> Provided records
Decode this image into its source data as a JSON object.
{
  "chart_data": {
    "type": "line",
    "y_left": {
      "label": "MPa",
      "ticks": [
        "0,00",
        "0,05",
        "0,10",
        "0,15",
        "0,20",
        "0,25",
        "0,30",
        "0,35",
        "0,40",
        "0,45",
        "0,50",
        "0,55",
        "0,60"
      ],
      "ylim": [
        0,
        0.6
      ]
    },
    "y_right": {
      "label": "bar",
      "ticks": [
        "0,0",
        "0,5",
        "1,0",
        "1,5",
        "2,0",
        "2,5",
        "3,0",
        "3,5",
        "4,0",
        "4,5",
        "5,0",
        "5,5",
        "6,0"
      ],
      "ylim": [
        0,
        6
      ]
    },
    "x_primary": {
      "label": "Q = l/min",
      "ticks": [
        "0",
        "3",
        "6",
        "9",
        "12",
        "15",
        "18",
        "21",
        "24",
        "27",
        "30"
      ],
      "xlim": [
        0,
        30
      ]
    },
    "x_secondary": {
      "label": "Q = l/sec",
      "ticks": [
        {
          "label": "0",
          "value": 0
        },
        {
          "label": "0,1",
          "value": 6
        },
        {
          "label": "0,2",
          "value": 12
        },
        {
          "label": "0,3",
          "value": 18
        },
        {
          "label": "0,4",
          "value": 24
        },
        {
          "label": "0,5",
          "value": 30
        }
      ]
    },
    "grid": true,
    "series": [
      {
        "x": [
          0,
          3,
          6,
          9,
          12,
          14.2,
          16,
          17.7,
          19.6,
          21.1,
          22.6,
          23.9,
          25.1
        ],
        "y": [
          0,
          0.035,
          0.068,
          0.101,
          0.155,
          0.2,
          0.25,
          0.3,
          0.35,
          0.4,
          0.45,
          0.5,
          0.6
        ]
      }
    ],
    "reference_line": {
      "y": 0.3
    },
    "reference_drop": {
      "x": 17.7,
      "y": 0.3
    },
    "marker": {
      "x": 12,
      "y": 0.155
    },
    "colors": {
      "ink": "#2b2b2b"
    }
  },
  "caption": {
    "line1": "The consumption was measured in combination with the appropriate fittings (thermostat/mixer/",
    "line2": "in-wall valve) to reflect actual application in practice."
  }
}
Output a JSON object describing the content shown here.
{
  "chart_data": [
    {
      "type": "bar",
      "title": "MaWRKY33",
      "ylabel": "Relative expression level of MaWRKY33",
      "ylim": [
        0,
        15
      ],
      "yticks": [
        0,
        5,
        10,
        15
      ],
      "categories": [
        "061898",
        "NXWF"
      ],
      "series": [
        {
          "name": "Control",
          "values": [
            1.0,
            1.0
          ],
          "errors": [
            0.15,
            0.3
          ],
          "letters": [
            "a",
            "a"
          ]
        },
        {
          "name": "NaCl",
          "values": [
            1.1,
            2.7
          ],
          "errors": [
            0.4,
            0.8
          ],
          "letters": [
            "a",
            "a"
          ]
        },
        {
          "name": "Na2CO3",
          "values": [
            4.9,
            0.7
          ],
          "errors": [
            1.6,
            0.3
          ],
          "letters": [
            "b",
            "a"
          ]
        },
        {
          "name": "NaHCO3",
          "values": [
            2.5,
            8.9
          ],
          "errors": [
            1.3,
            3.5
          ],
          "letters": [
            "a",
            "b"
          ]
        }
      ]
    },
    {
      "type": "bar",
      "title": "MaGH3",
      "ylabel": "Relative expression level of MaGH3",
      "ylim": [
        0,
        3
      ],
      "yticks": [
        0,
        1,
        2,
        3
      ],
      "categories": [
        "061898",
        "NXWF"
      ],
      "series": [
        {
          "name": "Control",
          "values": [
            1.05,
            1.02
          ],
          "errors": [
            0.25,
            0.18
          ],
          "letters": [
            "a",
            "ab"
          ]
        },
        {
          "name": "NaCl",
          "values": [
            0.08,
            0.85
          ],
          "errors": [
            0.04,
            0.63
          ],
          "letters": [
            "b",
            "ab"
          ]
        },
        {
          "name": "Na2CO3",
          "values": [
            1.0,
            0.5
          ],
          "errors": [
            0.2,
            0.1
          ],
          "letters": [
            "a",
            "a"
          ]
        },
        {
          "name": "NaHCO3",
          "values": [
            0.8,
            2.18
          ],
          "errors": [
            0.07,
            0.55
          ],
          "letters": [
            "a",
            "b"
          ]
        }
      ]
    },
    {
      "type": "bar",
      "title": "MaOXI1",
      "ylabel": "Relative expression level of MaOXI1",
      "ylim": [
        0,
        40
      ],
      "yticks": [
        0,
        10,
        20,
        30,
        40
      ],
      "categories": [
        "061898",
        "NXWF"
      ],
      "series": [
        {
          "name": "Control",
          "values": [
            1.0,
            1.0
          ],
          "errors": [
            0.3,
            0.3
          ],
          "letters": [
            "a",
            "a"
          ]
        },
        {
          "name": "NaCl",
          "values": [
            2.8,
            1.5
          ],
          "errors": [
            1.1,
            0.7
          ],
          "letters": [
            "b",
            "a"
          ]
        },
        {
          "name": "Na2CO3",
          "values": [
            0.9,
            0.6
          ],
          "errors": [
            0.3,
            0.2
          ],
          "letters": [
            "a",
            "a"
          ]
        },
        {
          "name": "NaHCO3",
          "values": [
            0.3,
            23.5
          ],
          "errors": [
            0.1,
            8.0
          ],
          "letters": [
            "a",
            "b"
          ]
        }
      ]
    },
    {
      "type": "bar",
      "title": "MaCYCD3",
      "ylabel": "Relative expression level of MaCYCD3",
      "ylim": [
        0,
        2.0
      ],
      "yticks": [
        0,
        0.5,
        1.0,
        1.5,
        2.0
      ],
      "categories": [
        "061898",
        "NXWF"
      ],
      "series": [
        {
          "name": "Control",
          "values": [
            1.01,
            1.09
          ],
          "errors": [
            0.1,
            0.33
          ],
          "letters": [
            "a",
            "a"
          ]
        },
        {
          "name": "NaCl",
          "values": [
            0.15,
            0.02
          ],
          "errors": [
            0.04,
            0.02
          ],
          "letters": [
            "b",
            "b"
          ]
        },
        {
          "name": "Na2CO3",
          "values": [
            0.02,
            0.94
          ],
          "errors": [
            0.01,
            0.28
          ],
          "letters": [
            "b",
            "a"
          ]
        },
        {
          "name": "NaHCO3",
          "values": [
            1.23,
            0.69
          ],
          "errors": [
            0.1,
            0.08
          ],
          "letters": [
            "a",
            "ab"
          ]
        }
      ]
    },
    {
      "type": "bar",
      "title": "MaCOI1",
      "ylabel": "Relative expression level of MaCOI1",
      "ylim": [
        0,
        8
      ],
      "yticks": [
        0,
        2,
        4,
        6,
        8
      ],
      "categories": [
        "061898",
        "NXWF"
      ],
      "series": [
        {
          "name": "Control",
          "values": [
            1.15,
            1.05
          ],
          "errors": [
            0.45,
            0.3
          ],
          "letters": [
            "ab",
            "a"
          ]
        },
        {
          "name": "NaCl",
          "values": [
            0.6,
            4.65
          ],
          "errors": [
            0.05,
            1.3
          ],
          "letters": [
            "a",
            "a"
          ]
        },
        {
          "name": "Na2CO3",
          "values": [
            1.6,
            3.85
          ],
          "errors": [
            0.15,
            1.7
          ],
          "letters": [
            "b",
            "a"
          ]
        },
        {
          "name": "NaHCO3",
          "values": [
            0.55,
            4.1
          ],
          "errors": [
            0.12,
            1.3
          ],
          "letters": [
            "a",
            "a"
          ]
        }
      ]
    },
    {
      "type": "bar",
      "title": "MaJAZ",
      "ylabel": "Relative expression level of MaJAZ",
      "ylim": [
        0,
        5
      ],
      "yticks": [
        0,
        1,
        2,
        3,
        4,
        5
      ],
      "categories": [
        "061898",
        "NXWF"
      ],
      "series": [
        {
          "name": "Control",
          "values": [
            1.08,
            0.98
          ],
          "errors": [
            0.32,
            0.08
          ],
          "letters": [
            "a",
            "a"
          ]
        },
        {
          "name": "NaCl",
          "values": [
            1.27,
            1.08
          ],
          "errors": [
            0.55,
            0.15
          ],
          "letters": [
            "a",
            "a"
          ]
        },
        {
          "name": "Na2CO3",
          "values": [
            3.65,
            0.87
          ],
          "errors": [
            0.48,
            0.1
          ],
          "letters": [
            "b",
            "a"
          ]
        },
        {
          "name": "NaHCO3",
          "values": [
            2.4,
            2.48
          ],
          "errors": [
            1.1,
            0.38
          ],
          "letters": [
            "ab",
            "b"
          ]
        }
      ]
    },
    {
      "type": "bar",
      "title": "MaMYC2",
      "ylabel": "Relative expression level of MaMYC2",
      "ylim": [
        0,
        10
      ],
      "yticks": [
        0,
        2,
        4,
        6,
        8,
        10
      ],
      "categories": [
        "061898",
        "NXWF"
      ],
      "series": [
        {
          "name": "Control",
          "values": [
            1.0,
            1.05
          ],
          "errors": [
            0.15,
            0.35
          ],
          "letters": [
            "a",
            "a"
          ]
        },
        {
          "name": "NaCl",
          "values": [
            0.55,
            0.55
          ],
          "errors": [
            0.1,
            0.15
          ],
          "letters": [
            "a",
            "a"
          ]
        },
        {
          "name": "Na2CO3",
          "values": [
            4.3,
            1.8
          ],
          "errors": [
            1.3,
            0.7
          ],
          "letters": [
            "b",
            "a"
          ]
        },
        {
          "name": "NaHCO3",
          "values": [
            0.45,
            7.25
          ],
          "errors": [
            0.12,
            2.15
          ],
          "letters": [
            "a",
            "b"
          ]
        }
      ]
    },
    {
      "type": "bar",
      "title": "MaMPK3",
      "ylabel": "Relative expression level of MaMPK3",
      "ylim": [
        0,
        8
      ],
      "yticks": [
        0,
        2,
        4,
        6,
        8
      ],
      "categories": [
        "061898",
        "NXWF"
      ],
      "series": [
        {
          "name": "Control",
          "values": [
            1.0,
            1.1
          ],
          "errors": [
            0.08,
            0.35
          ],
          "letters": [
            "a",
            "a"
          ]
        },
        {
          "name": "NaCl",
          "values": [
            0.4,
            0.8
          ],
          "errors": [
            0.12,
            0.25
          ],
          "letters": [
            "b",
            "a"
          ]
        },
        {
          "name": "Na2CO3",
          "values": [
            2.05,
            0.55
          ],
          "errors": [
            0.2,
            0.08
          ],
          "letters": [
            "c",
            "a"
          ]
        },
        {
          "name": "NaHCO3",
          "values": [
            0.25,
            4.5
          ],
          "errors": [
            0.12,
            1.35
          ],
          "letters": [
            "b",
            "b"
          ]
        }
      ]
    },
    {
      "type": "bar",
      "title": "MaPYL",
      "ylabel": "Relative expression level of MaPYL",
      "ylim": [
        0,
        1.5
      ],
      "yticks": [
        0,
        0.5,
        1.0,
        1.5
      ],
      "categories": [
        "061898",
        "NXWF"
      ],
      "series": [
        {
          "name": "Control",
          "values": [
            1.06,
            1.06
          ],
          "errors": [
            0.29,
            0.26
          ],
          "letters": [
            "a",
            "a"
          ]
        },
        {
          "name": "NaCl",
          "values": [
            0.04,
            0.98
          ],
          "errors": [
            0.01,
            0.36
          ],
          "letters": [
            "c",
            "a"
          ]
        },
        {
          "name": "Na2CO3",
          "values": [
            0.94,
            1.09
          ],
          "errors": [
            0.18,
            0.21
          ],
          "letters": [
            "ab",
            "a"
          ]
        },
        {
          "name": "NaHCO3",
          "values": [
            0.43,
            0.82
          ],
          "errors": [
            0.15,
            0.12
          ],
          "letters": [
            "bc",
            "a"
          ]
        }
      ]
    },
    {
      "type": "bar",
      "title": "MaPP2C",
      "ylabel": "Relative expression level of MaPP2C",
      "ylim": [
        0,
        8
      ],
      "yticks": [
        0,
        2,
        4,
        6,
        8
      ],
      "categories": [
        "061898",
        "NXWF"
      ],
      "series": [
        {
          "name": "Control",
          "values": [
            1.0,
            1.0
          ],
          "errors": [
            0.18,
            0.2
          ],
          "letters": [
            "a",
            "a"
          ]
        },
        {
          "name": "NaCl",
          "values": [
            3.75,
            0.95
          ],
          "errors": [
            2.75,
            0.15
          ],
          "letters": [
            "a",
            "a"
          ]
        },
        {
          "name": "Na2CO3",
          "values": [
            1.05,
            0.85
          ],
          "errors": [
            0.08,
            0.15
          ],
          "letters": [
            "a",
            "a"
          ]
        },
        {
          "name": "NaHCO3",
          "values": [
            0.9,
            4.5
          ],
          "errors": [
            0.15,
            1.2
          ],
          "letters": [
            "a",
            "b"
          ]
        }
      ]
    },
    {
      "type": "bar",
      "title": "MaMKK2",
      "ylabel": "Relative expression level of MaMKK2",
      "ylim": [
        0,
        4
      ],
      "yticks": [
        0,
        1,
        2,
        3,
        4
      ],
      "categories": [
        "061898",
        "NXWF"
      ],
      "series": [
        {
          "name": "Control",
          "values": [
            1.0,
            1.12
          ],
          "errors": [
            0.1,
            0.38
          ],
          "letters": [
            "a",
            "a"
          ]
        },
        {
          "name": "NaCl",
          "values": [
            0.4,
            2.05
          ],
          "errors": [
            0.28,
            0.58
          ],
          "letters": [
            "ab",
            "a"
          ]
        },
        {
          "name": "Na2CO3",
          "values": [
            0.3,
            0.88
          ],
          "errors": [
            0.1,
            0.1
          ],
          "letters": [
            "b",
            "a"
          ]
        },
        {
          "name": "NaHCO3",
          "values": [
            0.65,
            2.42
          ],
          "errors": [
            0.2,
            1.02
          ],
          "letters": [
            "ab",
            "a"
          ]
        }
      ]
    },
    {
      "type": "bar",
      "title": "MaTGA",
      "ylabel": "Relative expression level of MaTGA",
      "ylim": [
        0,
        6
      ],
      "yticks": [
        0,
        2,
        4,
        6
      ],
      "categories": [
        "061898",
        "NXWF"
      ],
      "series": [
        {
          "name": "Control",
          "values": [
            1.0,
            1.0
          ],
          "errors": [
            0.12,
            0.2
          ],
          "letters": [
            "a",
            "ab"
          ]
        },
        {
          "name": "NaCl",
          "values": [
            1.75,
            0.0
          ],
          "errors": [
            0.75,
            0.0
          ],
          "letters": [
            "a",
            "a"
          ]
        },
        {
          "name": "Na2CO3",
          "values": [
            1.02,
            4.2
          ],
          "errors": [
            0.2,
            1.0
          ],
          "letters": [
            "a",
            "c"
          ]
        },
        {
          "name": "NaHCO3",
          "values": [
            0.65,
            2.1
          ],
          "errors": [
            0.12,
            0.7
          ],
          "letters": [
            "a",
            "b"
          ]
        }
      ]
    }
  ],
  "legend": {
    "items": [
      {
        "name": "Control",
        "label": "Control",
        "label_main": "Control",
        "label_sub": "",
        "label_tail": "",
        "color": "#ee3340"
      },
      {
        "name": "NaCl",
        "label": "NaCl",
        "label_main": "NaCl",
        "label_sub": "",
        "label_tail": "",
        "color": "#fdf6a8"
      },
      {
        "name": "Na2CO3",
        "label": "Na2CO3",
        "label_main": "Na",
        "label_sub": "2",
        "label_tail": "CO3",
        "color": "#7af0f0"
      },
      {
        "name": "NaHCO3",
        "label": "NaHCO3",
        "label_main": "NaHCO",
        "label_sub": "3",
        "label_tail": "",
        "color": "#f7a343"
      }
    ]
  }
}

> Instructions for the task
Identify each line containing the string "level" and copy it out.

> Response to the task
      "ylabel": "Relative expression level of MaWRKY33",
      "ylabel": "Relative expression level of MaGH3",
      "ylabel": "Relative expression level of MaOXI1",
      "ylabel": "Relative expression level of MaCYCD3",
      "ylabel": "Relative expression level of MaCOI1",
      "ylabel": "Relative expression level of MaJAZ",
      "ylabel": "Relative expression level of MaMYC2",
      "ylabel": "Relative expression level of MaMPK3",
      "ylabel": "Relative expression level of MaPYL",
      "ylabel": "Relative expression level of MaPP2C",
      "ylabel": "Relative expression level of MaMKK2",
      "ylabel": "Relative expression level of MaTGA",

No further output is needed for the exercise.